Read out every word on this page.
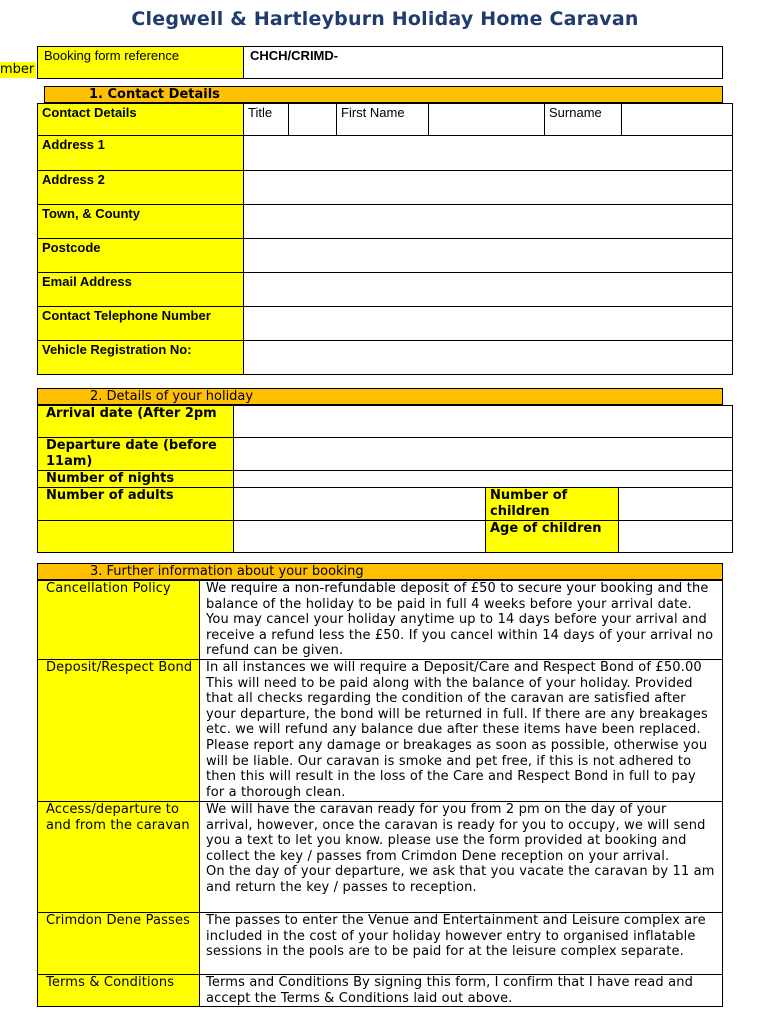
Clegwell & Hartleyburn Holiday Home Caravan
mber
Booking form reference	CHCH/CRIMD-
1. Contact Details
Contact Details	Title		First Name		Surname	
Address 1						
Address 2						
Town, & County						
Postcode						
Email Address						
Contact Telephone Number						
Vehicle Registration No:						
2. Details of your holiday
Arrival date (After 2pm			
Departure date (before 11am)			
Number of nights			
Number of adults		Number of children	
		Age of children	
3. Further information about your booking
Cancellation Policy	We require a non-refundable deposit of £50 to secure your booking and the balance of the holiday to be paid in full 4 weeks before your arrival date. You may cancel your holiday anytime up to 14 days before your arrival and receive a refund less the £50. If you cancel within 14 days of your arrival no refund can be given.
Deposit/Respect Bond	In all instances we will require a Deposit/Care and Respect Bond of £50.00 This will need to be paid along with the balance of your holiday. Provided that all checks regarding the condition of the caravan are satisfied after your departure, the bond will be returned in full. If there are any breakages etc. we will refund any balance due after these items have been replaced. Please report any damage or breakages as soon as possible, otherwise you will be liable. Our caravan is smoke and pet free, if this is not adhered to then this will result in the loss of the Care and Respect Bond in full to pay for a thorough clean.
Access/departure to and from the caravan	We will have the caravan ready for you from 2 pm on the day of your arrival, however, once the caravan is ready for you to occupy, we will send you a text to let you know. please use the form provided at booking and collect the key / passes from Crimdon Dene reception on your arrival.
On the day of your departure, we ask that you vacate the caravan by 11 am and return the key / passes to reception.

Crimdon Dene Passes	The passes to enter the Venue and Entertainment and Leisure complex are included in the cost of your holiday however entry to organised inflatable sessions in the pools are to be paid for at the leisure complex separate.
Terms & Conditions	Terms and Conditions By signing this form, I confirm that I have read and accept the Terms & Conditions laid out above.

-- -- --

* WHAT IS NEEDED *
Reproduce the material above in full and without alteration, but skip all pictures.

* WORKED ANSWER *
Read out every word on this page.
Clegwell & Hartleyburn Holiday Home Caravan
mber
Booking form reference	CHCH/CRIMD-
1. Contact Details
Contact Details	Title		First Name		Surname	
Address 1						
Address 2						
Town, & County						
Postcode						
Email Address						
Contact Telephone Number						
Vehicle Registration No:						
2. Details of your holiday
Arrival date (After 2pm			
Departure date (before 11am)			
Number of nights			
Number of adults		Number of children	
		Age of children	
3. Further information about your booking
Cancellation Policy	We require a non-refundable deposit of £50 to secure your booking and the balance of the holiday to be paid in full 4 weeks before your arrival date. You may cancel your holiday anytime up to 14 days before your arrival and receive a refund less the £50. If you cancel within 14 days of your arrival no refund can be given.
Deposit/Respect Bond	In all instances we will require a Deposit/Care and Respect Bond of £50.00 This will need to be paid along with the balance of your holiday. Provided that all checks regarding the condition of the caravan are satisfied after your departure, the bond will be returned in full. If there are any breakages etc. we will refund any balance due after these items have been replaced. Please report any damage or breakages as soon as possible, otherwise you will be liable. Our caravan is smoke and pet free, if this is not adhered to then this will result in the loss of the Care and Respect Bond in full to pay for a thorough clean.
Access/departure to and from the caravan	We will have the caravan ready for you from 2 pm on the day of your arrival, however, once the caravan is ready for you to occupy, we will send you a text to let you know. please use the form provided at booking and collect the key / passes from Crimdon Dene reception on your arrival.
On the day of your departure, we ask that you vacate the caravan by 11 am and return the key / passes to reception.

Crimdon Dene Passes	The passes to enter the Venue and Entertainment and Leisure complex are included in the cost of your holiday however entry to organised inflatable sessions in the pools are to be paid for at the leisure complex separate.
Terms & Conditions	Terms and Conditions By signing this form, I confirm that I have read and accept the Terms & Conditions laid out above.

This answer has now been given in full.